**Figure contents as structured data**:
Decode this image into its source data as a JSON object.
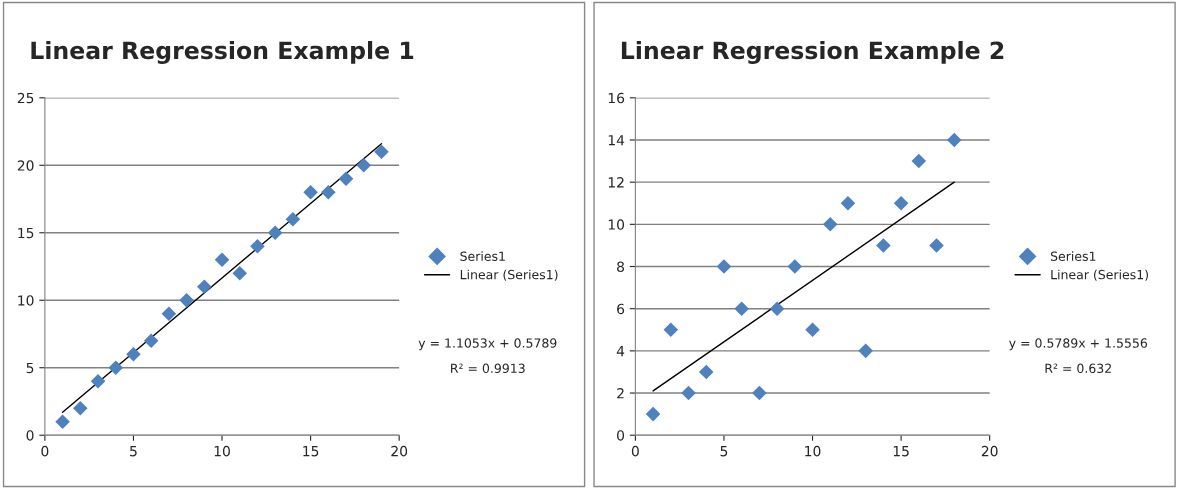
{
  "chart_data": [
    {
      "type": "scatter",
      "title": "Linear Regression Example 1",
      "x": [
        1,
        2,
        3,
        4,
        5,
        6,
        7,
        8,
        9,
        10,
        11,
        12,
        13,
        14,
        15,
        16,
        17,
        18,
        19
      ],
      "series": [
        {
          "name": "Series1",
          "color": "#4f81bd",
          "marker": "diamond",
          "values": [
            1,
            2,
            4,
            5,
            6,
            7,
            9,
            10,
            11,
            13,
            12,
            14,
            15,
            16,
            18,
            18,
            19,
            20,
            21
          ]
        },
        {
          "name": "Linear (Series1)",
          "type": "line",
          "color": "#000000",
          "line_style": "solid",
          "x": [
            1,
            19
          ],
          "values": [
            1.7,
            21.6
          ]
        }
      ],
      "xlim": [
        0,
        20
      ],
      "xticks": [
        0,
        5,
        10,
        15,
        20
      ],
      "ylim": [
        0,
        25
      ],
      "yticks": [
        0,
        5,
        10,
        15,
        20,
        25
      ],
      "grid": "y",
      "legend": "right",
      "annotations": [
        "y = 1.1053x + 0.5789",
        "R² = 0.9913"
      ]
    },
    {
      "type": "scatter",
      "title": "Linear Regression Example 2",
      "x": [
        1,
        2,
        3,
        4,
        5,
        6,
        7,
        8,
        9,
        10,
        11,
        12,
        13,
        14,
        15,
        16,
        17,
        18
      ],
      "series": [
        {
          "name": "Series1",
          "color": "#4f81bd",
          "marker": "diamond",
          "values": [
            1,
            5,
            2,
            3,
            8,
            6,
            2,
            6,
            8,
            5,
            10,
            11,
            4,
            9,
            11,
            13,
            9,
            14
          ]
        },
        {
          "name": "Linear (Series1)",
          "type": "line",
          "color": "#000000",
          "line_style": "solid",
          "x": [
            1,
            18
          ],
          "values": [
            2.1,
            12.0
          ]
        }
      ],
      "xlim": [
        0,
        20
      ],
      "xticks": [
        0,
        5,
        10,
        15,
        20
      ],
      "ylim": [
        0,
        16
      ],
      "yticks": [
        0,
        2,
        4,
        6,
        8,
        10,
        12,
        14,
        16
      ],
      "grid": "y",
      "legend": "right",
      "annotations": [
        "y = 0.5789x + 1.5556",
        "R² = 0.632"
      ]
    }
  ]
}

**Given problem**: Reproduce the listing word for word and omit its pictures.

**Written answer**:
Decode this image into its source data as a JSON object.
{
  "chart_data": [
    {
      "type": "scatter",
      "title": "Linear Regression Example 1",
      "x": [
        1,
        2,
        3,
        4,
        5,
        6,
        7,
        8,
        9,
        10,
        11,
        12,
        13,
        14,
        15,
        16,
        17,
        18,
        19
      ],
      "series": [
        {
          "name": "Series1",
          "color": "#4f81bd",
          "marker": "diamond",
          "values": [
            1,
            2,
            4,
            5,
            6,
            7,
            9,
            10,
            11,
            13,
            12,
            14,
            15,
            16,
            18,
            18,
            19,
            20,
            21
          ]
        },
        {
          "name": "Linear (Series1)",
          "type": "line",
          "color": "#000000",
          "line_style": "solid",
          "x": [
            1,
            19
          ],
          "values": [
            1.7,
            21.6
          ]
        }
      ],
      "xlim": [
        0,
        20
      ],
      "xticks": [
        0,
        5,
        10,
        15,
        20
      ],
      "ylim": [
        0,
        25
      ],
      "yticks": [
        0,
        5,
        10,
        15,
        20,
        25
      ],
      "grid": "y",
      "legend": "right",
      "annotations": [
        "y = 1.1053x + 0.5789",
        "R² = 0.9913"
      ]
    },
    {
      "type": "scatter",
      "title": "Linear Regression Example 2",
      "x": [
        1,
        2,
        3,
        4,
        5,
        6,
        7,
        8,
        9,
        10,
        11,
        12,
        13,
        14,
        15,
        16,
        17,
        18
      ],
      "series": [
        {
          "name": "Series1",
          "color": "#4f81bd",
          "marker": "diamond",
          "values": [
            1,
            5,
            2,
            3,
            8,
            6,
            2,
            6,
            8,
            5,
            10,
            11,
            4,
            9,
            11,
            13,
            9,
            14
          ]
        },
        {
          "name": "Linear (Series1)",
          "type": "line",
          "color": "#000000",
          "line_style": "solid",
          "x": [
            1,
            18
          ],
          "values": [
            2.1,
            12.0
          ]
        }
      ],
      "xlim": [
        0,
        20
      ],
      "xticks": [
        0,
        5,
        10,
        15,
        20
      ],
      "ylim": [
        0,
        16
      ],
      "yticks": [
        0,
        2,
        4,
        6,
        8,
        10,
        12,
        14,
        16
      ],
      "grid": "y",
      "legend": "right",
      "annotations": [
        "y = 0.5789x + 1.5556",
        "R² = 0.632"
      ]
    }
  ]
}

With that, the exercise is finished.